Omit all pictures, then retype exactly the lines from the one that contains "What does this" through the end of the listing.

--- BEGIN DATA LISTING ---

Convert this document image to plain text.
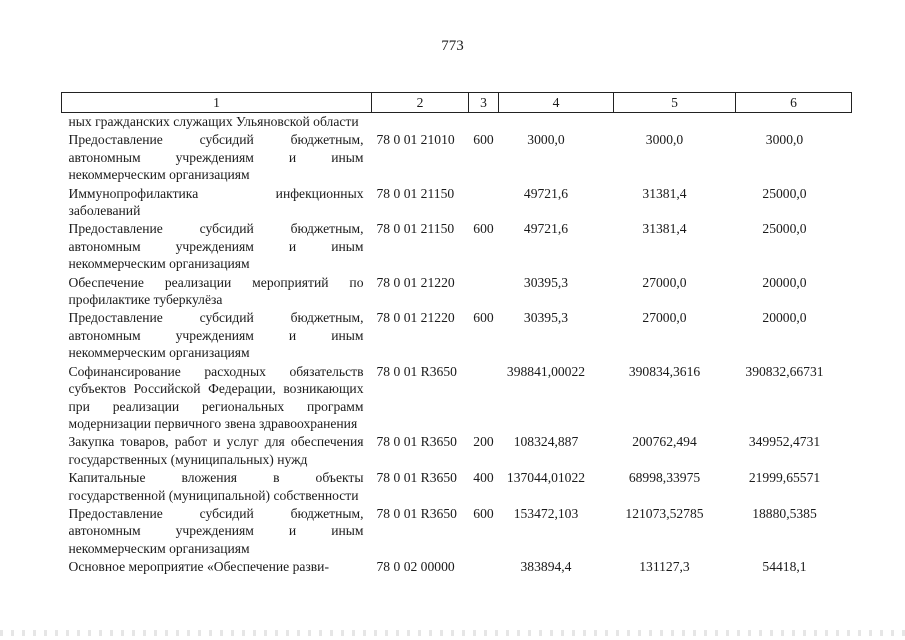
773
1	2	3	4	5	6
ных гражданских служащих Ульяновской области					
Предоставление субсидий бюджетным, автономным учреждениям и иным некоммерческим организациям	78 0 01 21010	600	3000,0	3000,0	3000,0
Иммунопрофилактика инфекционных заболеваний	78 0 01 21150		49721,6	31381,4	25000,0
Предоставление субсидий бюджетным, автономным учреждениям и иным некоммерческим организациям	78 0 01 21150	600	49721,6	31381,4	25000,0
Обеспечение реализации мероприятий по профилактике туберкулёза	78 0 01 21220		30395,3	27000,0	20000,0
Предоставление субсидий бюджетным, автономным учреждениям и иным некоммерческим организациям	78 0 01 21220	600	30395,3	27000,0	20000,0
Софинансирование расходных обязательств субъектов Российской Федерации, возникающих при реализации региональных программ модернизации первичного звена здравоохранения	78 0 01 R3650		398841,00022	390834,3616	390832,66731
Закупка товаров, работ и услуг для обеспечения государственных (муниципальных) нужд	78 0 01 R3650	200	108324,887	200762,494	349952,4731
Капитальные вложения в объекты государственной (муниципальной) собственности	78 0 01 R3650	400	137044,01022	68998,33975	21999,65571
Предоставление субсидий бюджетным, автономным учреждениям и иным некоммерческим организациям	78 0 01 R3650	600	153472,103	121073,52785	18880,5385
Основное мероприятие «Обеспечение разви-	78 0 02 00000		383894,4	131127,3	54418,1
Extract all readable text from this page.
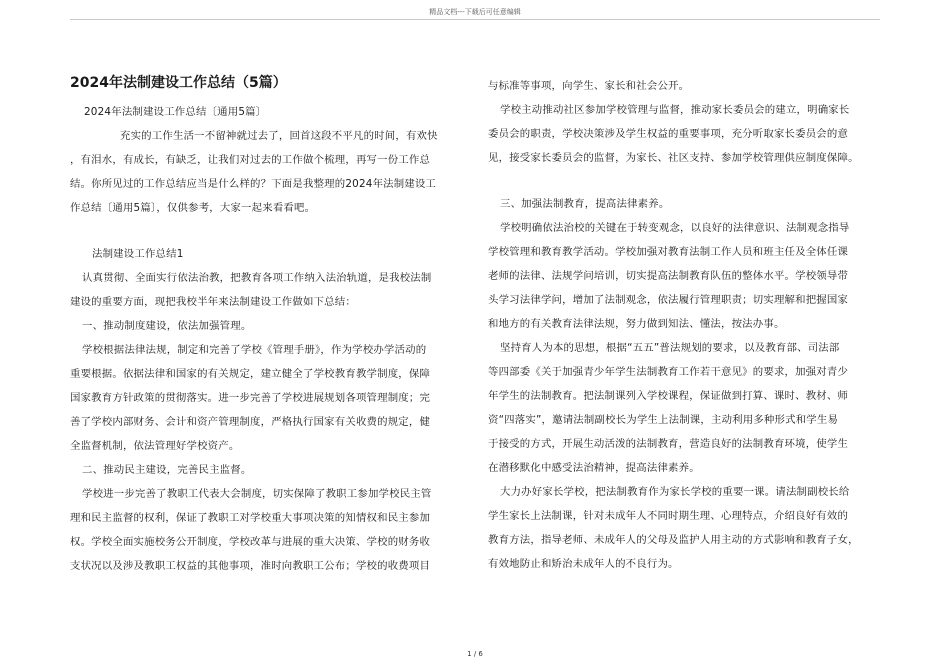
精品文档---下载后可任意编辑
2024年法制建设工作总结（5篇）
2024年法制建设工作总结〔通用5篇〕
充实的工作生活一不留神就过去了，回首这段不平凡的时间，有欢快
，有泪水，有成长，有缺乏，让我们对过去的工作做个梳理，再写一份工作总
结。你所见过的工作总结应当是什么样的？下面是我整理的2024年法制建设工
作总结〔通用5篇〕，仅供参考，大家一起来看看吧。
法制建设工作总结1
认真贯彻、全面实行依法治教，把教育各项工作纳入法治轨道，是我校法制
建设的重要方面，现把我校半年来法制建设工作做如下总结：
一、推动制度建设，依法加强管理。
学校根据法律法规，制定和完善了学校《管理手册》，作为学校办学活动的
重要根据。依据法律和国家的有关规定，建立健全了学校教育教学制度，保障
国家教育方针政策的贯彻落实。进一步完善了学校进展规划各项管理制度；完
善了学校内部财务、会计和资产管理制度，严格执行国家有关收费的规定，健
全监督机制，依法管理好学校资产。
二、推动民主建设，完善民主监督。
学校进一步完善了教职工代表大会制度，切实保障了教职工参加学校民主管
理和民主监督的权利，保证了教职工对学校重大事项决策的知情权和民主参加
权。学校全面实施校务公开制度，学校改革与进展的重大决策、学校的财务收
支状况以及涉及教职工权益的其他事项，准时向教职工公布；学校的收费项目
与标准等事项，向学生、家长和社会公开。
学校主动推动社区参加学校管理与监督，推动家长委员会的建立，明确家长
委员会的职责，学校决策涉及学生权益的重要事项，充分听取家长委员会的意
见，接受家长委员会的监督，为家长、社区支持、参加学校管理供应制度保障。
三、加强法制教育，提高法律素养。
学校明确依法治校的关键在于转变观念，以良好的法律意识、法制观念指导
学校管理和教育教学活动。学校加强对教育法制工作人员和班主任及全体任课
老师的法律、法规学问培训，切实提高法制教育队伍的整体水平。学校领导带
头学习法律学问，增加了法制观念，依法履行管理职责；切实理解和把握国家
和地方的有关教育法律法规，努力做到知法、懂法，按法办事。
坚持育人为本的思想，根据“五五”普法规划的要求，以及教育部、司法部
等四部委《关于加强青少年学生法制教育工作若干意见》的要求，加强对青少
年学生的法制教育。把法制课列入学校课程，保证做到打算、课时、教材、师
资“四落实”，邀请法制副校长为学生上法制课，主动利用多种形式和学生易
于接受的方式，开展生动活泼的法制教育，营造良好的法制教育环境，使学生
在潜移默化中感受法治精神，提高法律素养。
大力办好家长学校，把法制教育作为家长学校的重要一课。请法制副校长给
学生家长上法制课，针对未成年人不同时期生理、心理特点，介绍良好有效的
教育方法，指导老师、未成年人的父母及监护人用主动的方式影响和教育子女，
有效地防止和矫治未成年人的不良行为。
1 / 6
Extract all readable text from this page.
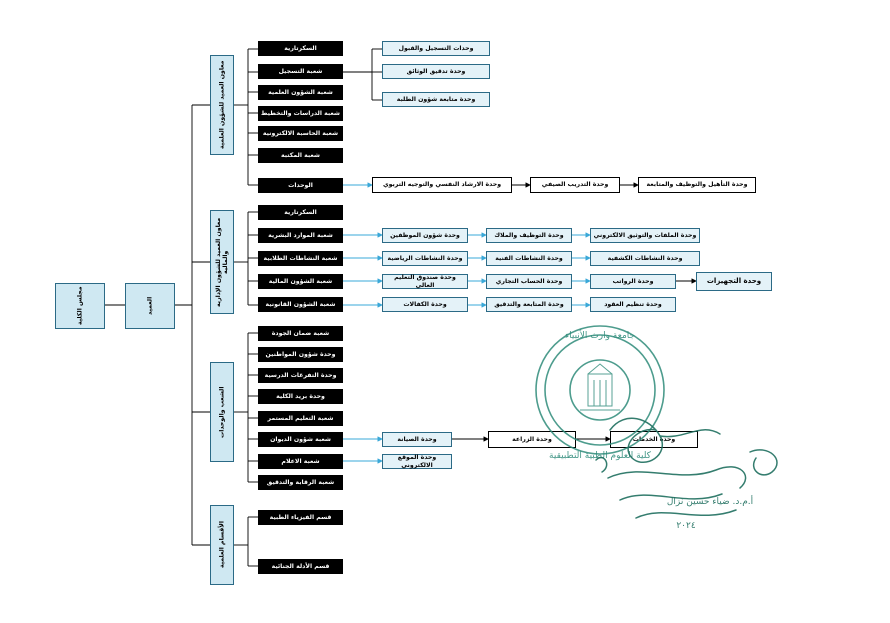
مجلس الكلية	العميد
معاون العميد للشؤون العلمية
معاون العميد للشؤون الإدارية والمالية
الشعب والوحدات
الأقسام العلمية
السكرتارية
شعبة التسجيل
شعبة الشؤون العلمية
شعبة الدراسات والتخطيط
شعبة الحاسبة الالكترونية
شعبة المكتبة
الوحدات
وحدات التسجيل والقبول
وحدة تدقيق الوثائق
وحدة متابعة شؤون الطلبة
وحدة الارشاد النفسي والتوجيه التربوي	وحدة التدريب الصيفي	وحدة التأهيل والتوظيف والمتابعة
السكرتارية
شعبة الموارد البشرية
شعبة النشاطات الطلابية
شعبة الشؤون المالية
شعبة الشؤون القانونية
وحدة شؤون الموظفين
وحدة النشاطات الرياضية
وحدة صندوق التعليم العالي
وحدة الكفالات
وحدة التوظيف والملاك
وحدة النشاطات الفنية
وحدة الحساب التجاري
وحدة المتابعة والتدقيق
وحدة الملفات والتوثيق الالكتروني
وحدة النشاطات الكشفية
وحدة الرواتب
وحدة تنظيم العقود
وحدة التجهيزات
شعبة ضمان الجودة
وحدة شؤون المواطنين
وحدة التفرغات الدرسية
وحدة بريد الكلية
شعبة التعليم المستمر
شعبة شؤون الديوان
شعبة الاعلام
شعبة الرقابة والتدقيق
وحدة الصيانة
وحدة الموقع الالكتروني
وحدة الزراعة	وحدة الخدمات
قسم الفيزياء الطبية
قسم الأدلة الجنائية
جامعة وارث الأنبياء
كلية العلوم الطبية التطبيقية
أ.م.د. ضياء حسين نزال
٢٠٢٤
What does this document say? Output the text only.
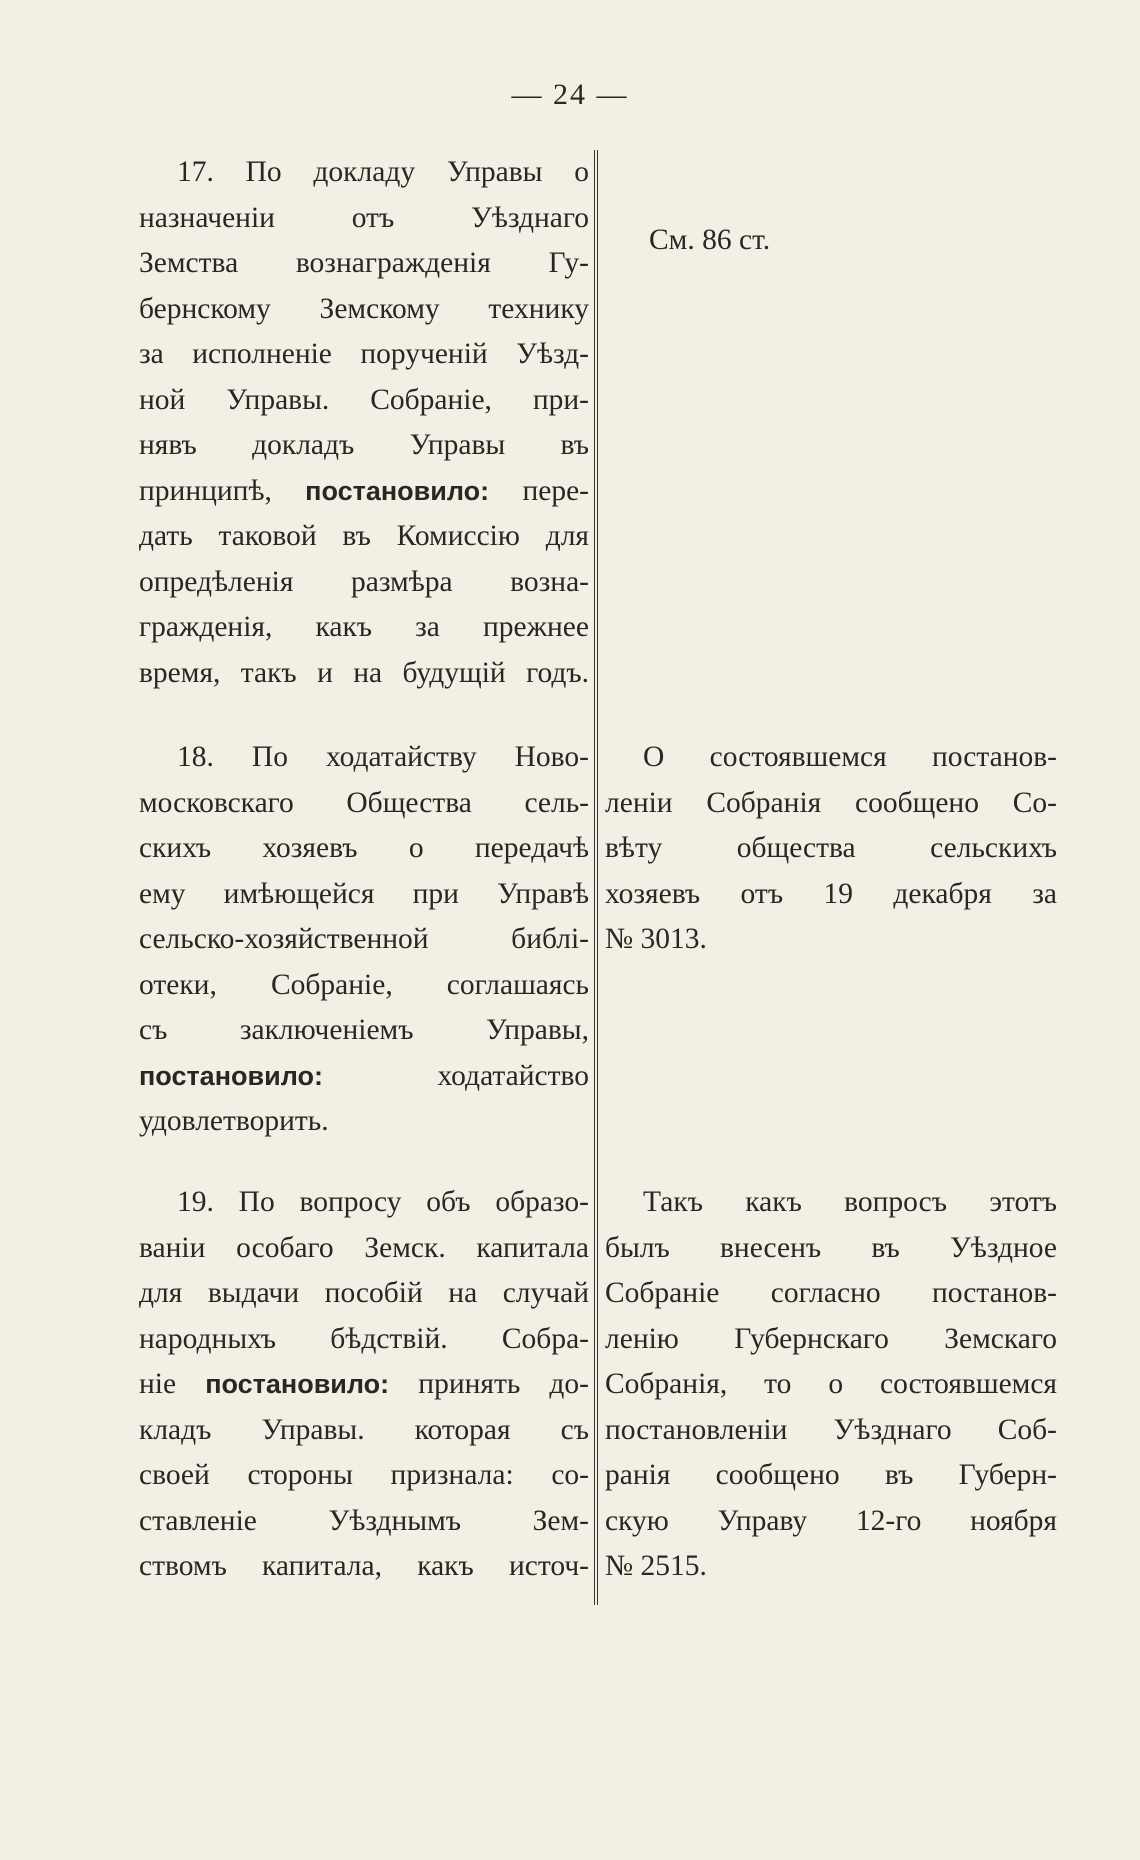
— 24 —
17. По докладу Управы о
назначенiи отъ Уѣзднаго
Земства вознагражденія Гу-
бернскому Земскому технику
за исполненіе порученій Уѣзд-
ной Управы. Собраніе, при-
нявъ докладъ Управы въ
принципѣ, постановило: пере-
дать таковой въ Комиссію для
опредѣленія размѣра возна-
гражденія, какъ за прежнее
время, такъ и на будущій годъ.
18. По ходатайству Ново-
московскаго Общества сель-
скихъ хозяевъ о передачѣ
ему имѣющейся при Управѣ
сельско-хозяйственной библі-
отеки, Собраніе, соглашаясь
съ заключеніемъ Управы,
постановило:	ходатайство
удовлетворить.
19. По вопросу объ образо-
ваніи особаго Земск. капитала
для выдачи пособій на случай
народныхъ бѣдствій. Собра-
ніе постановило: принять до-
кладъ Управы. которая съ
своей стороны признала: со-
ставленіе Уѣзднымъ Зем-
ствомъ капитала, какъ источ-
См. 86 ст.
О состоявшемся постанов-
леніи Собранія сообщено Со-
вѣту общества сельскихъ
хозяевъ отъ 19 декабря за
№ 3013.
Такъ какъ вопросъ этотъ
былъ внесенъ въ Уѣздное
Собраніе согласно постанов-
ленію Губернскаго Земскаго
Собранія, то о состоявшемся
постановленіи Уѣзднаго Соб-
ранія сообщено въ Губерн-
скую Управу 12-го ноября
№ 2515.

--- END DATA LISTING ---

SOLUTION TO THIS TASK
What does this document say? Output the text only.
— 24 —
17. По докладу Управы о
назначенiи отъ Уѣзднаго
Земства вознагражденія Гу-
бернскому Земскому технику
за исполненіе порученій Уѣзд-
ной Управы. Собраніе, при-
нявъ докладъ Управы въ
принципѣ, постановило: пере-
дать таковой въ Комиссію для
опредѣленія размѣра возна-
гражденія, какъ за прежнее
время, такъ и на будущій годъ.
18. По ходатайству Ново-
московскаго Общества сель-
скихъ хозяевъ о передачѣ
ему имѣющейся при Управѣ
сельско-хозяйственной библі-
отеки, Собраніе, соглашаясь
съ заключеніемъ Управы,
постановило:	ходатайство
удовлетворить.
19. По вопросу объ образо-
ваніи особаго Земск. капитала
для выдачи пособій на случай
народныхъ бѣдствій. Собра-
ніе постановило: принять до-
кладъ Управы. которая съ
своей стороны признала: со-
ставленіе Уѣзднымъ Зем-
ствомъ капитала, какъ источ-
См. 86 ст.
О состоявшемся постанов-
леніи Собранія сообщено Со-
вѣту общества сельскихъ
хозяевъ отъ 19 декабря за
№ 3013.
Такъ какъ вопросъ этотъ
былъ внесенъ въ Уѣздное
Собраніе согласно постанов-
ленію Губернскаго Земскаго
Собранія, то о состоявшемся
постановленіи Уѣзднаго Соб-
ранія сообщено въ Губерн-
скую Управу 12-го ноября
№ 2515.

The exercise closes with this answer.